### DESCRIPTION OF THE TASK
Quote, verbatim, all material below, without pictures.

### ENTRIES PROVIDED
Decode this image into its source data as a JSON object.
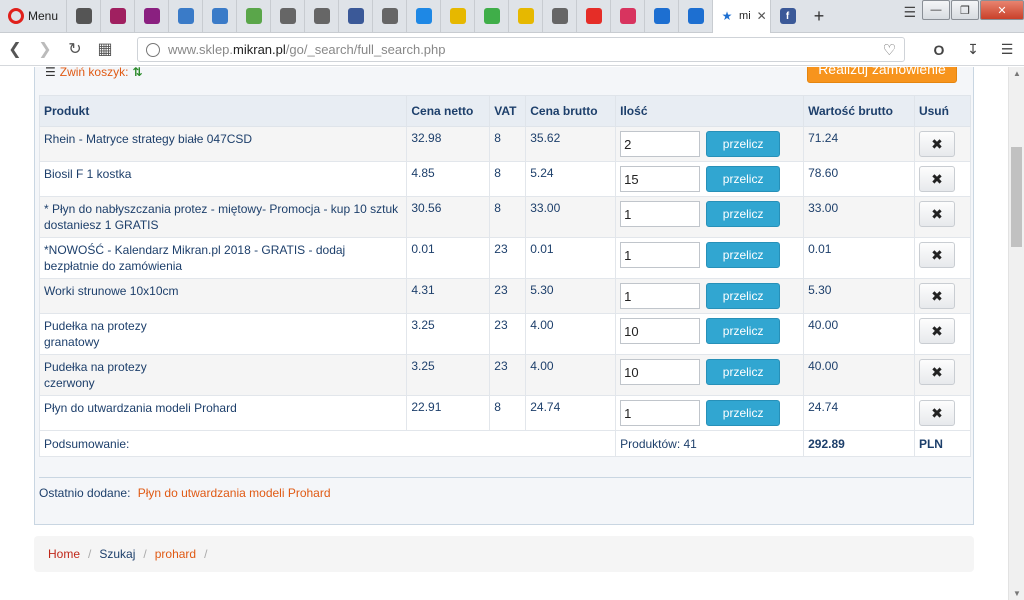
{
  "browser": {
    "menu_label": "Menu",
    "active_tab_title": "mi",
    "tab_favicons": [
      {
        "icon": "shield-tab-icon",
        "color": "#555"
      },
      {
        "icon": "x-tab-icon",
        "color": "#a02060"
      },
      {
        "icon": "x-tab-icon",
        "color": "#8a2080"
      },
      {
        "icon": "wave-tab-icon",
        "color": "#3a7bc8"
      },
      {
        "icon": "wave-tab-icon",
        "color": "#3a7bc8"
      },
      {
        "icon": "doc-green-tab-icon",
        "color": "#5aa64a"
      },
      {
        "icon": "doc-tab-icon",
        "color": "#666"
      },
      {
        "icon": "doc-tab-icon",
        "color": "#666"
      },
      {
        "icon": "facebook-tab-icon",
        "color": "#3b5998"
      },
      {
        "icon": "doc-tab-icon",
        "color": "#666"
      },
      {
        "icon": "c-tab-icon",
        "color": "#1e88e5"
      },
      {
        "icon": "cl-tab-icon",
        "color": "#e6b800"
      },
      {
        "icon": "green-circle-tab-icon",
        "color": "#3fae49"
      },
      {
        "icon": "cl-tab-icon",
        "color": "#e6b800"
      },
      {
        "icon": "doc-tab-icon",
        "color": "#666"
      },
      {
        "icon": "youtube-tab-icon",
        "color": "#e52d27"
      },
      {
        "icon": "u-tab-icon",
        "color": "#d8345f"
      },
      {
        "icon": "runner-tab-icon",
        "color": "#1d6fd1"
      },
      {
        "icon": "runner-tab-icon",
        "color": "#1d6fd1"
      }
    ],
    "after_active_favicon": {
      "icon": "facebook-tab-icon",
      "color": "#3b5998"
    },
    "new_tab_label": "+",
    "url_prefix": "www.sklep.",
    "url_host": "mikran.pl",
    "url_path": "/go/_search/full_search.php"
  },
  "cart": {
    "collapse_label": "Zwiń koszyk:",
    "order_button": "Realizuj zamówienie",
    "headers": [
      "Produkt",
      "Cena netto",
      "VAT",
      "Cena brutto",
      "Ilość",
      "Wartość brutto",
      "Usuń"
    ],
    "recalc_label": "przelicz",
    "rows": [
      {
        "name": "Rhein - Matryce strategy białe 047CSD",
        "variant": "",
        "net": "32.98",
        "vat": "8",
        "gross": "35.62",
        "qty": "2",
        "value": "71.24"
      },
      {
        "name": "Biosil F 1 kostka",
        "variant": "",
        "net": "4.85",
        "vat": "8",
        "gross": "5.24",
        "qty": "15",
        "value": "78.60"
      },
      {
        "name": "* Płyn do nabłyszczania protez - miętowy- Promocja - kup 10 sztuk dostaniesz 1 GRATIS",
        "variant": "",
        "net": "30.56",
        "vat": "8",
        "gross": "33.00",
        "qty": "1",
        "value": "33.00"
      },
      {
        "name": "*NOWOŚĆ - Kalendarz Mikran.pl 2018 - GRATIS - dodaj bezpłatnie do zamówienia",
        "variant": "",
        "net": "0.01",
        "vat": "23",
        "gross": "0.01",
        "qty": "1",
        "value": "0.01"
      },
      {
        "name": "Worki strunowe 10x10cm",
        "variant": "",
        "net": "4.31",
        "vat": "23",
        "gross": "5.30",
        "qty": "1",
        "value": "5.30"
      },
      {
        "name": "Pudełka na protezy",
        "variant": "granatowy",
        "net": "3.25",
        "vat": "23",
        "gross": "4.00",
        "qty": "10",
        "value": "40.00"
      },
      {
        "name": "Pudełka na protezy",
        "variant": "czerwony",
        "net": "3.25",
        "vat": "23",
        "gross": "4.00",
        "qty": "10",
        "value": "40.00"
      },
      {
        "name": "Płyn do utwardzania modeli Prohard",
        "variant": "",
        "net": "22.91",
        "vat": "8",
        "gross": "24.74",
        "qty": "1",
        "value": "24.74"
      }
    ],
    "summary_label": "Podsumowanie:",
    "products_count_label": "Produktów: 41",
    "total": "292.89",
    "currency": "PLN",
    "last_added_label": "Ostatnio dodane:",
    "last_added_product": "Płyn do utwardzania modeli Prohard"
  },
  "breadcrumb": {
    "items": [
      "Home",
      "Szukaj",
      "prohard"
    ],
    "separator": "/"
  }
}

### SOLUTION FOR THIS TASK
Decode this image into its source data as a JSON object.
{
  "browser": {
    "menu_label": "Menu",
    "active_tab_title": "mi",
    "tab_favicons": [
      {
        "icon": "shield-tab-icon",
        "color": "#555"
      },
      {
        "icon": "x-tab-icon",
        "color": "#a02060"
      },
      {
        "icon": "x-tab-icon",
        "color": "#8a2080"
      },
      {
        "icon": "wave-tab-icon",
        "color": "#3a7bc8"
      },
      {
        "icon": "wave-tab-icon",
        "color": "#3a7bc8"
      },
      {
        "icon": "doc-green-tab-icon",
        "color": "#5aa64a"
      },
      {
        "icon": "doc-tab-icon",
        "color": "#666"
      },
      {
        "icon": "doc-tab-icon",
        "color": "#666"
      },
      {
        "icon": "facebook-tab-icon",
        "color": "#3b5998"
      },
      {
        "icon": "doc-tab-icon",
        "color": "#666"
      },
      {
        "icon": "c-tab-icon",
        "color": "#1e88e5"
      },
      {
        "icon": "cl-tab-icon",
        "color": "#e6b800"
      },
      {
        "icon": "green-circle-tab-icon",
        "color": "#3fae49"
      },
      {
        "icon": "cl-tab-icon",
        "color": "#e6b800"
      },
      {
        "icon": "doc-tab-icon",
        "color": "#666"
      },
      {
        "icon": "youtube-tab-icon",
        "color": "#e52d27"
      },
      {
        "icon": "u-tab-icon",
        "color": "#d8345f"
      },
      {
        "icon": "runner-tab-icon",
        "color": "#1d6fd1"
      },
      {
        "icon": "runner-tab-icon",
        "color": "#1d6fd1"
      }
    ],
    "after_active_favicon": {
      "icon": "facebook-tab-icon",
      "color": "#3b5998"
    },
    "new_tab_label": "+",
    "url_prefix": "www.sklep.",
    "url_host": "mikran.pl",
    "url_path": "/go/_search/full_search.php"
  },
  "cart": {
    "collapse_label": "Zwiń koszyk:",
    "order_button": "Realizuj zamówienie",
    "headers": [
      "Produkt",
      "Cena netto",
      "VAT",
      "Cena brutto",
      "Ilość",
      "Wartość brutto",
      "Usuń"
    ],
    "recalc_label": "przelicz",
    "rows": [
      {
        "name": "Rhein - Matryce strategy białe 047CSD",
        "variant": "",
        "net": "32.98",
        "vat": "8",
        "gross": "35.62",
        "qty": "2",
        "value": "71.24"
      },
      {
        "name": "Biosil F 1 kostka",
        "variant": "",
        "net": "4.85",
        "vat": "8",
        "gross": "5.24",
        "qty": "15",
        "value": "78.60"
      },
      {
        "name": "* Płyn do nabłyszczania protez - miętowy- Promocja - kup 10 sztuk dostaniesz 1 GRATIS",
        "variant": "",
        "net": "30.56",
        "vat": "8",
        "gross": "33.00",
        "qty": "1",
        "value": "33.00"
      },
      {
        "name": "*NOWOŚĆ - Kalendarz Mikran.pl 2018 - GRATIS - dodaj bezpłatnie do zamówienia",
        "variant": "",
        "net": "0.01",
        "vat": "23",
        "gross": "0.01",
        "qty": "1",
        "value": "0.01"
      },
      {
        "name": "Worki strunowe 10x10cm",
        "variant": "",
        "net": "4.31",
        "vat": "23",
        "gross": "5.30",
        "qty": "1",
        "value": "5.30"
      },
      {
        "name": "Pudełka na protezy",
        "variant": "granatowy",
        "net": "3.25",
        "vat": "23",
        "gross": "4.00",
        "qty": "10",
        "value": "40.00"
      },
      {
        "name": "Pudełka na protezy",
        "variant": "czerwony",
        "net": "3.25",
        "vat": "23",
        "gross": "4.00",
        "qty": "10",
        "value": "40.00"
      },
      {
        "name": "Płyn do utwardzania modeli Prohard",
        "variant": "",
        "net": "22.91",
        "vat": "8",
        "gross": "24.74",
        "qty": "1",
        "value": "24.74"
      }
    ],
    "summary_label": "Podsumowanie:",
    "products_count_label": "Produktów: 41",
    "total": "292.89",
    "currency": "PLN",
    "last_added_label": "Ostatnio dodane:",
    "last_added_product": "Płyn do utwardzania modeli Prohard"
  },
  "breadcrumb": {
    "items": [
      "Home",
      "Szukaj",
      "prohard"
    ],
    "separator": "/"
  }
}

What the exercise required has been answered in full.